● **YOUR OBJECTIVE**
In the records below, locate the line containing "Enumerate this screenshot's", then output that line and all later lines exactly, through the last one.

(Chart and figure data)
|---|

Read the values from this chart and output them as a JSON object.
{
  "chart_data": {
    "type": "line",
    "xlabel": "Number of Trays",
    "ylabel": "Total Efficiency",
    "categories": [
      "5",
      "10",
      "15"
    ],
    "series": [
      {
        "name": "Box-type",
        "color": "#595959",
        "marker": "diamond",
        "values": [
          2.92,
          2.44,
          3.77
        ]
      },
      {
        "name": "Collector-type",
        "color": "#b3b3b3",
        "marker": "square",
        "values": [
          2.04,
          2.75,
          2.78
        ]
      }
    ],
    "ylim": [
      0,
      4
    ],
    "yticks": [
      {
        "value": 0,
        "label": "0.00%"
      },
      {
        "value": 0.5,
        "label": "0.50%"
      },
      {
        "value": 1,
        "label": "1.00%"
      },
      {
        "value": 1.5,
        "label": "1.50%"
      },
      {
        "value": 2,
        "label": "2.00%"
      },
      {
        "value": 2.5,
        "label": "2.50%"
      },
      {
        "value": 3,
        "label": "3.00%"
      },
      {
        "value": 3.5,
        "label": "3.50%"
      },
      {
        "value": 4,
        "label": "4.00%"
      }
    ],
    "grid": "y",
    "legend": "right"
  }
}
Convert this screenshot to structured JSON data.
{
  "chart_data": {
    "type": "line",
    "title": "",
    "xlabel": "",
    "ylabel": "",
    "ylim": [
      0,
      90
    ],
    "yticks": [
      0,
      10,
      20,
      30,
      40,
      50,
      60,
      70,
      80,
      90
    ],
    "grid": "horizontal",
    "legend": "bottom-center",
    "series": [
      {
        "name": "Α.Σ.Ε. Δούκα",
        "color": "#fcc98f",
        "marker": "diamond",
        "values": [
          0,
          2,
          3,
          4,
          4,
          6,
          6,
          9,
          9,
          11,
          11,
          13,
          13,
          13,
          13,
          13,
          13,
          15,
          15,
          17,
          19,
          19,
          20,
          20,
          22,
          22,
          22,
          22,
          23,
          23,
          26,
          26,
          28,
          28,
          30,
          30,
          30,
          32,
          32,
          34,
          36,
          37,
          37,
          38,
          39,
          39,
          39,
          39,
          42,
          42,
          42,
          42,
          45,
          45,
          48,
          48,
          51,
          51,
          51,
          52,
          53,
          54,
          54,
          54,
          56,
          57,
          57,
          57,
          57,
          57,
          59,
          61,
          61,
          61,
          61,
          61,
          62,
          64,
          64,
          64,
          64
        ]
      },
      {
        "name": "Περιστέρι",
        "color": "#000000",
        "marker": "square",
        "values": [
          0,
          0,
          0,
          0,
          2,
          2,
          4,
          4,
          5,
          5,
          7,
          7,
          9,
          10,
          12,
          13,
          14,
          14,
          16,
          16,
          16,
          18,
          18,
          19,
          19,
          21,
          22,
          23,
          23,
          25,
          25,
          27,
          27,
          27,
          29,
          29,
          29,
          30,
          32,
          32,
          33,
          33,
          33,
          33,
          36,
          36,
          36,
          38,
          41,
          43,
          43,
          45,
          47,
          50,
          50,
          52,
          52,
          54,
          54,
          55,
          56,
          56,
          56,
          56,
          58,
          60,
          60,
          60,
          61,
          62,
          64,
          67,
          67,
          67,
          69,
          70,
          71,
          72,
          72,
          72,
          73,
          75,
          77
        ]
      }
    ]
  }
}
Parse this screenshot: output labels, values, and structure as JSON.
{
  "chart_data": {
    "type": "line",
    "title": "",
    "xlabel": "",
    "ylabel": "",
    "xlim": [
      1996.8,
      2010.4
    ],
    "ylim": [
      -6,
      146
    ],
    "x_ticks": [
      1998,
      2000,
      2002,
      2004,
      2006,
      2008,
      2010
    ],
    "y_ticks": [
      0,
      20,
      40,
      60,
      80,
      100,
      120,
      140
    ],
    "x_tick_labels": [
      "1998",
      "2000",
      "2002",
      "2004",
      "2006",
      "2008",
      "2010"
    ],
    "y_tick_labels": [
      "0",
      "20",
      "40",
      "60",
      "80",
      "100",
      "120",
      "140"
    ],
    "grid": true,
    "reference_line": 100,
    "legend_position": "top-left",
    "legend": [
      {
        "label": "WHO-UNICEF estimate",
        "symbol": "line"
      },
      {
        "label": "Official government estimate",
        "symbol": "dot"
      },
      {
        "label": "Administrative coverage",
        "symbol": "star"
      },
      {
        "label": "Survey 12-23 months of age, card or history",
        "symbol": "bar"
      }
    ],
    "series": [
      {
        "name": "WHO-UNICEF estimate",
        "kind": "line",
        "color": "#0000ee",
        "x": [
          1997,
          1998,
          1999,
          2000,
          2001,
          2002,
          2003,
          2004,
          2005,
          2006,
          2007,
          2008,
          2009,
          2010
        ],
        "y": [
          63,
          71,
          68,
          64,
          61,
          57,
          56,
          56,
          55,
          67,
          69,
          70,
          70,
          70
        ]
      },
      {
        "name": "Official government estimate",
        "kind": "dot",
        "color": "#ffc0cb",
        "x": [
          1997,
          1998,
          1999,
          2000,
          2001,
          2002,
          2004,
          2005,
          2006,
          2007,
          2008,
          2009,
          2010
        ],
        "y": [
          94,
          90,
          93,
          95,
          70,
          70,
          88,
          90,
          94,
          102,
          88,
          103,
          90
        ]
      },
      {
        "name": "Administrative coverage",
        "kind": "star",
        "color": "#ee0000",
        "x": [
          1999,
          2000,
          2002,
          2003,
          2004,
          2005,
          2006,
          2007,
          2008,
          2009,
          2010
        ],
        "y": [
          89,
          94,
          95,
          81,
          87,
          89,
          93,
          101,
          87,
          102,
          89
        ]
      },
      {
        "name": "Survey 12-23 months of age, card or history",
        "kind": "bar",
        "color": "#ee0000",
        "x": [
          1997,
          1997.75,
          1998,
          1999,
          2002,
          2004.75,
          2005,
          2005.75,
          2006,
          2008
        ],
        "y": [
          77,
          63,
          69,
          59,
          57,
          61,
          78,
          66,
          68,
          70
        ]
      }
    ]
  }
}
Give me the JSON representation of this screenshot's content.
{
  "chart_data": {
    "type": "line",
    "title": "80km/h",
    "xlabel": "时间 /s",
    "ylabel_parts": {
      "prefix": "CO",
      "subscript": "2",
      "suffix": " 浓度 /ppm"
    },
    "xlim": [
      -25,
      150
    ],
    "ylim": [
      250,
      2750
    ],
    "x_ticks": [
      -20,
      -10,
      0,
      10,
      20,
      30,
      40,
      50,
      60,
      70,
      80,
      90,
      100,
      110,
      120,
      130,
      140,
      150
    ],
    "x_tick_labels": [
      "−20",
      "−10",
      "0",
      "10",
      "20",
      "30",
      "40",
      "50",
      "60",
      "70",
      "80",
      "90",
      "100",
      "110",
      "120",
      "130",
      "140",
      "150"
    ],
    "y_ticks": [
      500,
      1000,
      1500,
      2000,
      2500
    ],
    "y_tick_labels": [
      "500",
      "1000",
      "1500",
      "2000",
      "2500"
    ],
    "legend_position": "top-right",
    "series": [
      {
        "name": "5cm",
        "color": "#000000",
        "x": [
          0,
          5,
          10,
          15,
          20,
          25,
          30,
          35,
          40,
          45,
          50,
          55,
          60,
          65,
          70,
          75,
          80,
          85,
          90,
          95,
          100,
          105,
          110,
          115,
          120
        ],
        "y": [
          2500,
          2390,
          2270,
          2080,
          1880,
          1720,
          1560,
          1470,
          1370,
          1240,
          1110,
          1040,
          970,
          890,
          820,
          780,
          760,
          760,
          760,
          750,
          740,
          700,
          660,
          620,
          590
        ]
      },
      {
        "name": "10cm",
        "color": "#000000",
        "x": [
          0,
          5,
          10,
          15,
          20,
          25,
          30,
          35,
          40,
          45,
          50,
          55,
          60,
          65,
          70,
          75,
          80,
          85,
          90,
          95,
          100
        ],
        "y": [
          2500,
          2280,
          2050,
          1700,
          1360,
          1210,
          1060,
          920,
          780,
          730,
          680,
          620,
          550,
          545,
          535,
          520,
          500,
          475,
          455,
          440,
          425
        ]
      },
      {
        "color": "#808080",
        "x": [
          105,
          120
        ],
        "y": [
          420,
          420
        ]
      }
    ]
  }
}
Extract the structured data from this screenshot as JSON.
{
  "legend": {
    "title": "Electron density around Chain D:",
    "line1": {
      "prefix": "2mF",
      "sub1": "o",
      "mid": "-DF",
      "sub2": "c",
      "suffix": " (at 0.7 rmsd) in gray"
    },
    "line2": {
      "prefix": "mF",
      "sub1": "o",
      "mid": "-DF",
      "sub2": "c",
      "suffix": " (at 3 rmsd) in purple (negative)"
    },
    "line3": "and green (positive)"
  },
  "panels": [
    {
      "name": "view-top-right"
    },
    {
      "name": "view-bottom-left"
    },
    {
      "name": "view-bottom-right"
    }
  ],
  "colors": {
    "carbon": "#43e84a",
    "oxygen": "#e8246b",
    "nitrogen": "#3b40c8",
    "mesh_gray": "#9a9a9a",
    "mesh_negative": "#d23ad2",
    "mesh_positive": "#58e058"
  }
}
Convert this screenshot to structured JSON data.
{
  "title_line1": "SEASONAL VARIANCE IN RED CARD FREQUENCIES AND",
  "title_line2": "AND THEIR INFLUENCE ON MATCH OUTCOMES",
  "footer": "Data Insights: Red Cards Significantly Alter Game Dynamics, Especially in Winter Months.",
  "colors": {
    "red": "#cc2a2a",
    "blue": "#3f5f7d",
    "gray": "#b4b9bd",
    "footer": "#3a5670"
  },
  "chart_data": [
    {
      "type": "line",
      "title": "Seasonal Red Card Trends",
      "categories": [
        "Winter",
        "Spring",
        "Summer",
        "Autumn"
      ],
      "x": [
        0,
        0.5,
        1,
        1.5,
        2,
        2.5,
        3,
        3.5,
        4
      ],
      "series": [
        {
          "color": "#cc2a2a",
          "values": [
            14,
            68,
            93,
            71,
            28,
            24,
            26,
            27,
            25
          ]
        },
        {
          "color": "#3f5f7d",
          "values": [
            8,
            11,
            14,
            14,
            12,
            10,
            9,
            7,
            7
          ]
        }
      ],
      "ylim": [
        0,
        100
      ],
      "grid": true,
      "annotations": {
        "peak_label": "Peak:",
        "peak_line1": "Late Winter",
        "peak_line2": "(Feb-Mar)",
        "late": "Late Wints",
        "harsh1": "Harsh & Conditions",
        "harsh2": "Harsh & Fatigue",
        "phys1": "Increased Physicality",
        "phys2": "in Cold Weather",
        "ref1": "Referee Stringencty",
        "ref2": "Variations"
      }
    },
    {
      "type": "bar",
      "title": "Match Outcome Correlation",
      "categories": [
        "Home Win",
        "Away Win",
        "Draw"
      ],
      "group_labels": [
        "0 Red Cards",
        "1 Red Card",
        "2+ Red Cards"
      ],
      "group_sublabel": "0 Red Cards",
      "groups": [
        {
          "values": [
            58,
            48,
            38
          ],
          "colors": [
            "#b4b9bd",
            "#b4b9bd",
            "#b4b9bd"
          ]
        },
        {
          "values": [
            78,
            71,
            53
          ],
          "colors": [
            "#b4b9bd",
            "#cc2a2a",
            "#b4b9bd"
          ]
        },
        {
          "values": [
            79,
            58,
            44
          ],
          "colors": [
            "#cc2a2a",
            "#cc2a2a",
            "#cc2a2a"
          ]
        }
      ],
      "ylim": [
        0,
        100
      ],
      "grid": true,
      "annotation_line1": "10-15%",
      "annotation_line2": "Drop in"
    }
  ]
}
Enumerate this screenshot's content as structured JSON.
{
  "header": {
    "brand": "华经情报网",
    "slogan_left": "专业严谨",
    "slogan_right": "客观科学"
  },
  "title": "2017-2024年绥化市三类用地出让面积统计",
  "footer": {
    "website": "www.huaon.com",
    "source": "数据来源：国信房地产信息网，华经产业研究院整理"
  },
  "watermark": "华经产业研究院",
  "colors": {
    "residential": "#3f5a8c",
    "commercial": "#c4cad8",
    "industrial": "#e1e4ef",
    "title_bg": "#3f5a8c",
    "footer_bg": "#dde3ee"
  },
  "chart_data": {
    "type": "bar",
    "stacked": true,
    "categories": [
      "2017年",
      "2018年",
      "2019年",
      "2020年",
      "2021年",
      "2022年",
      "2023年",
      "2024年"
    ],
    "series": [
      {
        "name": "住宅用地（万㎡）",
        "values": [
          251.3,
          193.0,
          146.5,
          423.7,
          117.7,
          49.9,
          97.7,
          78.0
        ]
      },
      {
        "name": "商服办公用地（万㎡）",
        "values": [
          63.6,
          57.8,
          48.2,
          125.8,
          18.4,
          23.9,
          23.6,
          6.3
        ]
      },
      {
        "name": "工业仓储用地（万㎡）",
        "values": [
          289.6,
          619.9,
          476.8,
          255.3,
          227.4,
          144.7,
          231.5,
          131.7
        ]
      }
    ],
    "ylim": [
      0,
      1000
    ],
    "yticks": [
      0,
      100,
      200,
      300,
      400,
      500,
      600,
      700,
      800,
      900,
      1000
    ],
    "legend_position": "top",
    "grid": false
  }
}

|---|

● **REPLY TO THE EXERCISE**
Enumerate this screenshot's content as structured JSON.
{
  "header": {
    "brand": "华经情报网",
    "slogan_left": "专业严谨",
    "slogan_right": "客观科学"
  },
  "title": "2017-2024年绥化市三类用地出让面积统计",
  "footer": {
    "website": "www.huaon.com",
    "source": "数据来源：国信房地产信息网，华经产业研究院整理"
  },
  "watermark": "华经产业研究院",
  "colors": {
    "residential": "#3f5a8c",
    "commercial": "#c4cad8",
    "industrial": "#e1e4ef",
    "title_bg": "#3f5a8c",
    "footer_bg": "#dde3ee"
  },
  "chart_data": {
    "type": "bar",
    "stacked": true,
    "categories": [
      "2017年",
      "2018年",
      "2019年",
      "2020年",
      "2021年",
      "2022年",
      "2023年",
      "2024年"
    ],
    "series": [
      {
        "name": "住宅用地（万㎡）",
        "values": [
          251.3,
          193.0,
          146.5,
          423.7,
          117.7,
          49.9,
          97.7,
          78.0
        ]
      },
      {
        "name": "商服办公用地（万㎡）",
        "values": [
          63.6,
          57.8,
          48.2,
          125.8,
          18.4,
          23.9,
          23.6,
          6.3
        ]
      },
      {
        "name": "工业仓储用地（万㎡）",
        "values": [
          289.6,
          619.9,
          476.8,
          255.3,
          227.4,
          144.7,
          231.5,
          131.7
        ]
      }
    ],
    "ylim": [
      0,
      1000
    ],
    "yticks": [
      0,
      100,
      200,
      300,
      400,
      500,
      600,
      700,
      800,
      900,
      1000
    ],
    "legend_position": "top",
    "grid": false
  }
}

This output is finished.